* _Document extract_:
A probationary clause is also a useful tool to mitigate risk of a claim of “inducement from secure employment” which can inflate liability by including prior service when calculating notice. In the 2015 Ontario case Fraser v. Canerector Inc., the court found the use of a probationary clause inconsistent with the notion the employee was “induced” to leave his former employer:

“It is noteworthy that (Stuart) Fraser was hired subject to an initial probation period of three months. This factor is inconsistent with any allegation that he was ‘induced’ to leave his former secure employment. One is not induced to leave secure employment with an offer of precarious employment… unless the employee is already more than willing to consider the proposition without inducement.”

What does this all mean for employers?

When contemplating a new hire, an employer should consider the following best practices:

1.Make any employment offer conditional on a satisfactory, meaningful reference check.

2.When discussing the nature of the position, including benefits associated with the role, be clear and accurate. If uncertain, direct questions to the insurer.

3.If an “offer letter” is to be used, clearly and precisely outline all important terms and ensure they are consistent with whatever formal contract may be signed later.

 4.Although it is preferable to have a candidate sign and return the employment contract before starting work, failure to do so is not necessarily fatal to the contract’s enforceability if all material terms have been outlined and agreed upon prior to the candidate accepting the job.

5.Consider the benefits of including a probationary period.

Shana French and Brian Wasyliw are lawyers with Sherrard Kuzz LLP, one of Canada’s leading employment and labour law firms, representing management. Shana and Brian can be reached at (416) 603-0700 (main), (416) 420-0738 (24-hour) or by visiting www.sherrardkuzz.com.

Notable cases

Papp v. Stokes, 2017 ONSC 2357 (Ont. S.C.J.): After interviewing Adam Papp, the Yukon government called Ernest Stokes, Papp’s former employer, for a reference. Stokes said Papp was let go because “he was not needed anymore and had a performance and attitude issue.” He also said Papp didn’t work well in a team setting. Papp wasn’t hired and he sued his former employer for wrongful dismissal and defamation. The court agreed Stokes’ comments were defamatory on their face, but said there was evidence to support what Stokes said was true, so it was not defamation.

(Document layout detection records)
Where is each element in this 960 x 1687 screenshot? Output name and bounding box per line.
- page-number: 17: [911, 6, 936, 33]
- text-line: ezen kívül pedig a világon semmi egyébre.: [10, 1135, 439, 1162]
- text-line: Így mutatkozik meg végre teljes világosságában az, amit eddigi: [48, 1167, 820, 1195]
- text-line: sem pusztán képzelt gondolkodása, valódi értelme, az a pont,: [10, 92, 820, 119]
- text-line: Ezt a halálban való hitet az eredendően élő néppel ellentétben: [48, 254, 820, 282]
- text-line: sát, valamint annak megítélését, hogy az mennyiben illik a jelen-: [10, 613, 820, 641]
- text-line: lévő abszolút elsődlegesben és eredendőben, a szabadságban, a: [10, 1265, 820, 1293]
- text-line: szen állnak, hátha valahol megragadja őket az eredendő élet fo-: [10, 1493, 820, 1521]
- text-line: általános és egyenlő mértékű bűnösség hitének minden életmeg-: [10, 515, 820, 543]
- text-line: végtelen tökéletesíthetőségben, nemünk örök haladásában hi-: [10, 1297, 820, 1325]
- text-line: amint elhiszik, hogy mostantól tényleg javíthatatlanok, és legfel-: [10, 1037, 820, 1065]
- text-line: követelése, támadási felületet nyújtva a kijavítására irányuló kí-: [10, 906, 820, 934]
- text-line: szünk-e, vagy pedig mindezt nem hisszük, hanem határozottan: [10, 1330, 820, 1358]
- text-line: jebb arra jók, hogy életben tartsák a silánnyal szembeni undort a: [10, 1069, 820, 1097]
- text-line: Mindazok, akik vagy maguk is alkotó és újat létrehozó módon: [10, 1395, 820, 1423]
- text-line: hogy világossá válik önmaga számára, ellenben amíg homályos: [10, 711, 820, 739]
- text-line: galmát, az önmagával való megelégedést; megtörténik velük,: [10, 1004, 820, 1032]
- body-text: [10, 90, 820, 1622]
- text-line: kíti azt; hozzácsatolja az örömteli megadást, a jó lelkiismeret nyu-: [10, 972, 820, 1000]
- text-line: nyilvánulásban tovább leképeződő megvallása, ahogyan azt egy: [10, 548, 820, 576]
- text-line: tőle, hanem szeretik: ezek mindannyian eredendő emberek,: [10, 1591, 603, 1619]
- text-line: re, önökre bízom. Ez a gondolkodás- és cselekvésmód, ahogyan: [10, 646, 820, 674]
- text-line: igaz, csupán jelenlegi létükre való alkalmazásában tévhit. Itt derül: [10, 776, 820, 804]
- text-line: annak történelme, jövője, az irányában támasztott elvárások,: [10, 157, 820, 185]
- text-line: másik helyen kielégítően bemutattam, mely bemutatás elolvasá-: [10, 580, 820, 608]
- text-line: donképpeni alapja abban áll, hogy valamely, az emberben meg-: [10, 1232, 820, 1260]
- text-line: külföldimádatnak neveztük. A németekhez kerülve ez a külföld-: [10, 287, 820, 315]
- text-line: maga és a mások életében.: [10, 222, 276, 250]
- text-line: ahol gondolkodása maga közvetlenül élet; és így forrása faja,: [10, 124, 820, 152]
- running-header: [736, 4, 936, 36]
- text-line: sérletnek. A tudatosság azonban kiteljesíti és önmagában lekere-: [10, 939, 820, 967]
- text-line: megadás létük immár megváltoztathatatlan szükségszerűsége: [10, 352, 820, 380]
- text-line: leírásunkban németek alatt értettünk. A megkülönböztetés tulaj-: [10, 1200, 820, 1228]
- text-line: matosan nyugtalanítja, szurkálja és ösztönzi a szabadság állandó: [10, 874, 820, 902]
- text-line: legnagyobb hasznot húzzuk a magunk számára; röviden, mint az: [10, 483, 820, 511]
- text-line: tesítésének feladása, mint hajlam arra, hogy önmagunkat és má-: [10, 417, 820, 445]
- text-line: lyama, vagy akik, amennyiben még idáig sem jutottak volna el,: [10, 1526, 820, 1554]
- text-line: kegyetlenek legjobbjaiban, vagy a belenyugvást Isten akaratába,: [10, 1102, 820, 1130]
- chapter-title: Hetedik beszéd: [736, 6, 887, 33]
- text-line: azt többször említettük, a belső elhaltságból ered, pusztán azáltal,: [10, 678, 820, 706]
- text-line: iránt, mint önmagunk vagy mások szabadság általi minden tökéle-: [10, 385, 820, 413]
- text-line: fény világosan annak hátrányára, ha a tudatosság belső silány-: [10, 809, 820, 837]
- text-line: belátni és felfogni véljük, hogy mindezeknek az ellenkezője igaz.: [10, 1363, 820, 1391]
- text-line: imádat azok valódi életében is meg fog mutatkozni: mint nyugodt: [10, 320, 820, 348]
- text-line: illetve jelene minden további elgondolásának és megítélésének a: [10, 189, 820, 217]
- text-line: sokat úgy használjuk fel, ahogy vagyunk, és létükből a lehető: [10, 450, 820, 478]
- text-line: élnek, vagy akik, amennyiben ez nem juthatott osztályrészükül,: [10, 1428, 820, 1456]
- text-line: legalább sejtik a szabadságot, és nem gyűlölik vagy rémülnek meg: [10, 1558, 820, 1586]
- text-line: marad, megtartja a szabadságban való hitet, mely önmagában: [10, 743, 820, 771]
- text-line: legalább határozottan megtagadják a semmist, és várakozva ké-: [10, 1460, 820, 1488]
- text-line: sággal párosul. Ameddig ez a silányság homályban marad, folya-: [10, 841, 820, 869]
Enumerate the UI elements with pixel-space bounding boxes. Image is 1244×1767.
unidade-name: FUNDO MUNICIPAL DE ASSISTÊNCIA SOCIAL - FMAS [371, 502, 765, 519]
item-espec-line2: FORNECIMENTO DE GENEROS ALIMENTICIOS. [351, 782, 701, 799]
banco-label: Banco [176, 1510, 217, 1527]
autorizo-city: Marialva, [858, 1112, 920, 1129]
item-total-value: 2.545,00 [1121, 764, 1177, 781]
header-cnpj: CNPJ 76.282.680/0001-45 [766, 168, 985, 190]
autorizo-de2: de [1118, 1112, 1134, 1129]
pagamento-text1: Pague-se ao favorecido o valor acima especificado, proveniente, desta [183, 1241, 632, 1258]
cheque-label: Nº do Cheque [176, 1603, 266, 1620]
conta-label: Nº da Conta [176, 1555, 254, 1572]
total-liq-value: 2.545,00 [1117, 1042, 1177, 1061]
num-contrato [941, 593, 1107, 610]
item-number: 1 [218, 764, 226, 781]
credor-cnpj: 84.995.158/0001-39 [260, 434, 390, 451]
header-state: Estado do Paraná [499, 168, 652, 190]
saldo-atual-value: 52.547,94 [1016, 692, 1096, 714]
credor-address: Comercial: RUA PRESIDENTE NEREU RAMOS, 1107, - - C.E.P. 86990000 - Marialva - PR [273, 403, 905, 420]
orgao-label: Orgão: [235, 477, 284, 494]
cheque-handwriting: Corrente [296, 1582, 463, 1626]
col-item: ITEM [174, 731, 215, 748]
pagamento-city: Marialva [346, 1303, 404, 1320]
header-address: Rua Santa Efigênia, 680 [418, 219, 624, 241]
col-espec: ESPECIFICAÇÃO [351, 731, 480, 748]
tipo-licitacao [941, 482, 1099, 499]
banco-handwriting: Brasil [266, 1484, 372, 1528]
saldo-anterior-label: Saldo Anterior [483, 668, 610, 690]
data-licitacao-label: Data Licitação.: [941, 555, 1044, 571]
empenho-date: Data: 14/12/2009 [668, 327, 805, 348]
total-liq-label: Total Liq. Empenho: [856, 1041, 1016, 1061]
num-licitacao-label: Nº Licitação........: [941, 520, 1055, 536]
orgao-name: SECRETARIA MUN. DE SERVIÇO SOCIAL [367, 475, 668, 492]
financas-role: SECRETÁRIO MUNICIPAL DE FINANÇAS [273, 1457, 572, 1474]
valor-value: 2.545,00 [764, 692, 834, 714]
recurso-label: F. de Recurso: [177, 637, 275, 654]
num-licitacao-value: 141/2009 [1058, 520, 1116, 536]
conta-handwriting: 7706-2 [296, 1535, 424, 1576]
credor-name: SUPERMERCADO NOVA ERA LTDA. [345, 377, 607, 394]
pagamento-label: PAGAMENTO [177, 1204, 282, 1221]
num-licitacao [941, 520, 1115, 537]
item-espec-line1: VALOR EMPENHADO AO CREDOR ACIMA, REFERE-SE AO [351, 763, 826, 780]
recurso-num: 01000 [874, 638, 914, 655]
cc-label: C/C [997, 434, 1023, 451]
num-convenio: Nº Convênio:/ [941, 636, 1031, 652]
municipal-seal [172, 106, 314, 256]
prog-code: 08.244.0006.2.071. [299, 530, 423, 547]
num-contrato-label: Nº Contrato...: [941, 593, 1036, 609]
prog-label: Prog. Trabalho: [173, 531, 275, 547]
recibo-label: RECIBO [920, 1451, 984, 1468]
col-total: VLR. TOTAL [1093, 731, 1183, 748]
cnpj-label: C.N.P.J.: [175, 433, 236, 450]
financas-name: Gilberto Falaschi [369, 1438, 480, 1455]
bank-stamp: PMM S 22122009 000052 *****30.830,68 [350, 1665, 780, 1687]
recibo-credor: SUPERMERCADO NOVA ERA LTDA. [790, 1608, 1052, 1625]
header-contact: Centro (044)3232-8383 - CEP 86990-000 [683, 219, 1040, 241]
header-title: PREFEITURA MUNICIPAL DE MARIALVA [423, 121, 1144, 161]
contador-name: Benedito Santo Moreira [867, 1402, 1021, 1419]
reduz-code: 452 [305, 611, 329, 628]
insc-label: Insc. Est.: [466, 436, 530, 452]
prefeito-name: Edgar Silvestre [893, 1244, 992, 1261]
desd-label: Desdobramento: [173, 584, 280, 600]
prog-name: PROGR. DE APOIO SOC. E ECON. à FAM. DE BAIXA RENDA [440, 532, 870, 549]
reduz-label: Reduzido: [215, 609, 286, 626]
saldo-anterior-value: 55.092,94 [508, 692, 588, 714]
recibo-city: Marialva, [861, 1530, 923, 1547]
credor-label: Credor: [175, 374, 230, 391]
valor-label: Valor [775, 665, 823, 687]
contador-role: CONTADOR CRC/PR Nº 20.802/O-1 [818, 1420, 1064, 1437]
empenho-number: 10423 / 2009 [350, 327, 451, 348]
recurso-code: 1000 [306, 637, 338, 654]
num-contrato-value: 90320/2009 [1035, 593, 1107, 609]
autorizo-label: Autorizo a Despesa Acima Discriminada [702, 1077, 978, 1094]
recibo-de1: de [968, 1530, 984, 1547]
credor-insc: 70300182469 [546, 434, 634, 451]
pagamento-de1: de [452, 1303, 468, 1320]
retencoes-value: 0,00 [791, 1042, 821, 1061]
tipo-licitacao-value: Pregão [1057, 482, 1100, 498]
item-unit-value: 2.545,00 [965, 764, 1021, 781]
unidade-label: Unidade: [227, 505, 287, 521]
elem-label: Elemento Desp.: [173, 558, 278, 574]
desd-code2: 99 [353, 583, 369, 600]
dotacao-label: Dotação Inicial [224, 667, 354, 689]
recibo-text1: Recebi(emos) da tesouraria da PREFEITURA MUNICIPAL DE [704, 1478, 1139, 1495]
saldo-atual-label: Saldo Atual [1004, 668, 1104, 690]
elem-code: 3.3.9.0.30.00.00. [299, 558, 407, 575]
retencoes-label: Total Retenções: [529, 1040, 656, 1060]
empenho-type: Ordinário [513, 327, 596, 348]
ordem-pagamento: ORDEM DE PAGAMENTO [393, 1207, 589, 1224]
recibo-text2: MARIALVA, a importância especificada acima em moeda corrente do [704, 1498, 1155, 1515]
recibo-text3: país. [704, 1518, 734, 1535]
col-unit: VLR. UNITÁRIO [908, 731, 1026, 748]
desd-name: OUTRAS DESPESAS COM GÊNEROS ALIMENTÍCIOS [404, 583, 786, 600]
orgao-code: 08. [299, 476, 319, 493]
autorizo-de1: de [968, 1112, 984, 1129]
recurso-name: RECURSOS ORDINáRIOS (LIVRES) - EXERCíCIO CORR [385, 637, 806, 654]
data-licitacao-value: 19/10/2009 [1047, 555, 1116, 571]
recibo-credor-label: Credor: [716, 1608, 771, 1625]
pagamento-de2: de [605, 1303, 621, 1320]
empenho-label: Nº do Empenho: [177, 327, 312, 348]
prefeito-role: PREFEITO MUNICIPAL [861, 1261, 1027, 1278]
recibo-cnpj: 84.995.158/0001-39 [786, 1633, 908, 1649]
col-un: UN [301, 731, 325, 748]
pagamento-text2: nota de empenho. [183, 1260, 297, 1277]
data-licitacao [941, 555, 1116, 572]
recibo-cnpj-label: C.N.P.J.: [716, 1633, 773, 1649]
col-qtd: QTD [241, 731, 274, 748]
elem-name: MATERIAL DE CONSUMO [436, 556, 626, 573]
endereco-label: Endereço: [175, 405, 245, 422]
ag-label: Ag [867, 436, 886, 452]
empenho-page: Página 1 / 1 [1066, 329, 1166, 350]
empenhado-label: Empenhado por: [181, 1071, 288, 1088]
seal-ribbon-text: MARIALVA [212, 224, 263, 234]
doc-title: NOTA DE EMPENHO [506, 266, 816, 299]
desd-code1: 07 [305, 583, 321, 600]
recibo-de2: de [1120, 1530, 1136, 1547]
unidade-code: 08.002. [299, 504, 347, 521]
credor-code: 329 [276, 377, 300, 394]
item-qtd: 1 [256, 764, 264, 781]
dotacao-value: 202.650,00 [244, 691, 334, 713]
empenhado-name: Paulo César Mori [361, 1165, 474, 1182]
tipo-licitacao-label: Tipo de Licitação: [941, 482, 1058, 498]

* _Task requirements_: In the article on hiring and employment law, how long was the initial probation period that Stuart Fraser was hired under?

* _Answer space_: Three months.